▶ _Task objective_
Below are some records; repeat them all exactly, minus the pictures.

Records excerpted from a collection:
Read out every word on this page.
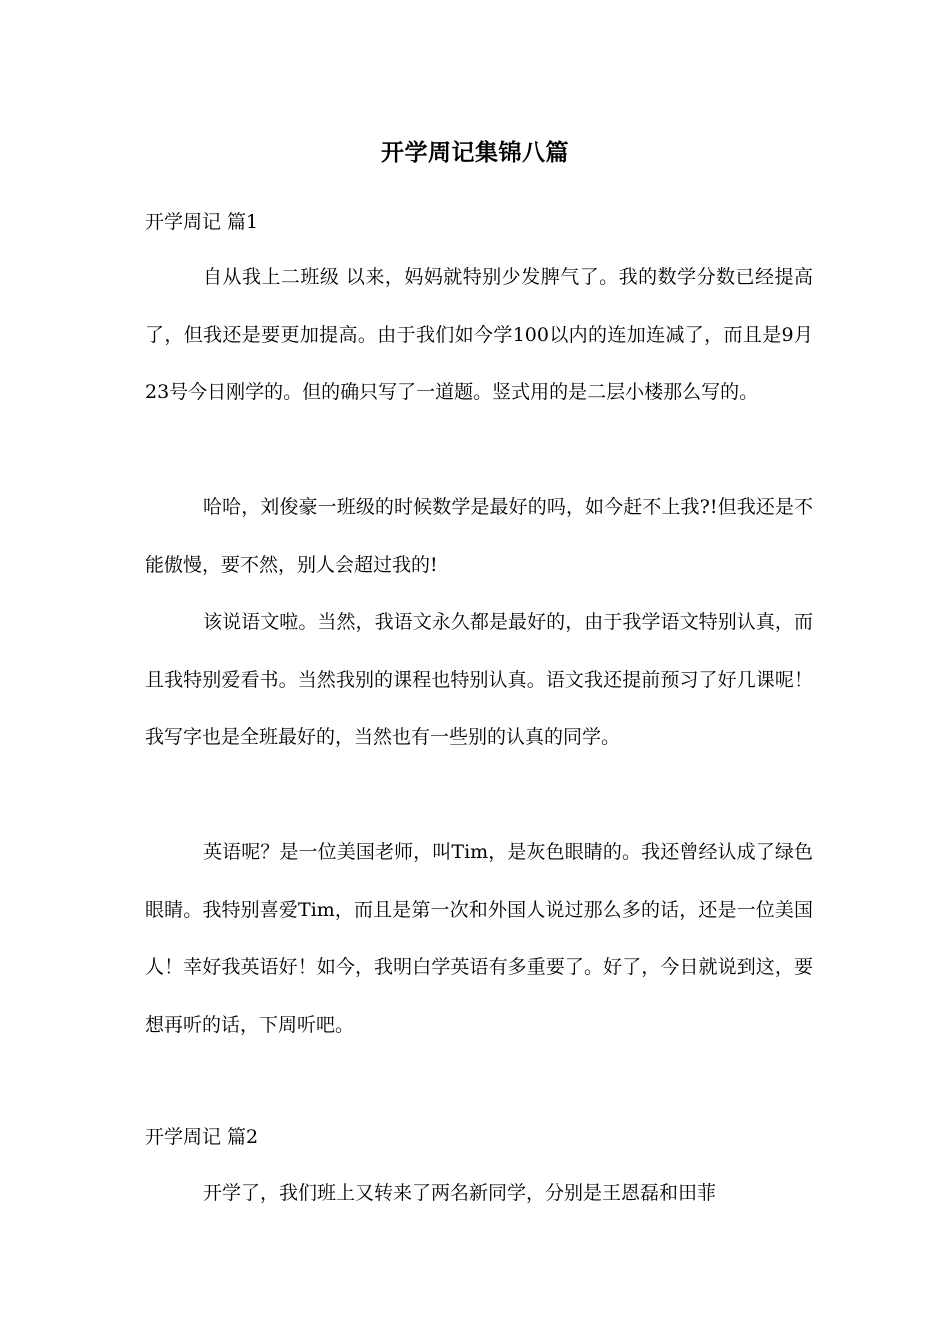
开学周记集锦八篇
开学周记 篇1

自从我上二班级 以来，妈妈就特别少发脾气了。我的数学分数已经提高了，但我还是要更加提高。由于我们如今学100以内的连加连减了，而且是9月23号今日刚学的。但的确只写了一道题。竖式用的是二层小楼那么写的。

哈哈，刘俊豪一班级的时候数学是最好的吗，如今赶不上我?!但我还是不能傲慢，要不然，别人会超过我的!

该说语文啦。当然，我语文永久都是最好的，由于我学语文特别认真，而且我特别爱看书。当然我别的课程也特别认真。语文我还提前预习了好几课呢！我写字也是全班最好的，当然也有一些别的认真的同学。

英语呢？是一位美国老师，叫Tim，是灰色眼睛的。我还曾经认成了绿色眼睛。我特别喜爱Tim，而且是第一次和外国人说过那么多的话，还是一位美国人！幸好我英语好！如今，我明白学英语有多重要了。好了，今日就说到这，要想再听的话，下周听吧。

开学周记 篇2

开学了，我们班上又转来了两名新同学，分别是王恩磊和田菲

▶ _Output for this task_
Read out every word on this page.
开学周记集锦八篇
开学周记 篇1

自从我上二班级 以来，妈妈就特别少发脾气了。我的数学分数已经提高了，但我还是要更加提高。由于我们如今学100以内的连加连减了，而且是9月23号今日刚学的。但的确只写了一道题。竖式用的是二层小楼那么写的。

哈哈，刘俊豪一班级的时候数学是最好的吗，如今赶不上我?!但我还是不能傲慢，要不然，别人会超过我的!

该说语文啦。当然，我语文永久都是最好的，由于我学语文特别认真，而且我特别爱看书。当然我别的课程也特别认真。语文我还提前预习了好几课呢！我写字也是全班最好的，当然也有一些别的认真的同学。

英语呢？是一位美国老师，叫Tim，是灰色眼睛的。我还曾经认成了绿色眼睛。我特别喜爱Tim，而且是第一次和外国人说过那么多的话，还是一位美国人！幸好我英语好！如今，我明白学英语有多重要了。好了，今日就说到这，要想再听的话，下周听吧。

开学周记 篇2

开学了，我们班上又转来了两名新同学，分别是王恩磊和田菲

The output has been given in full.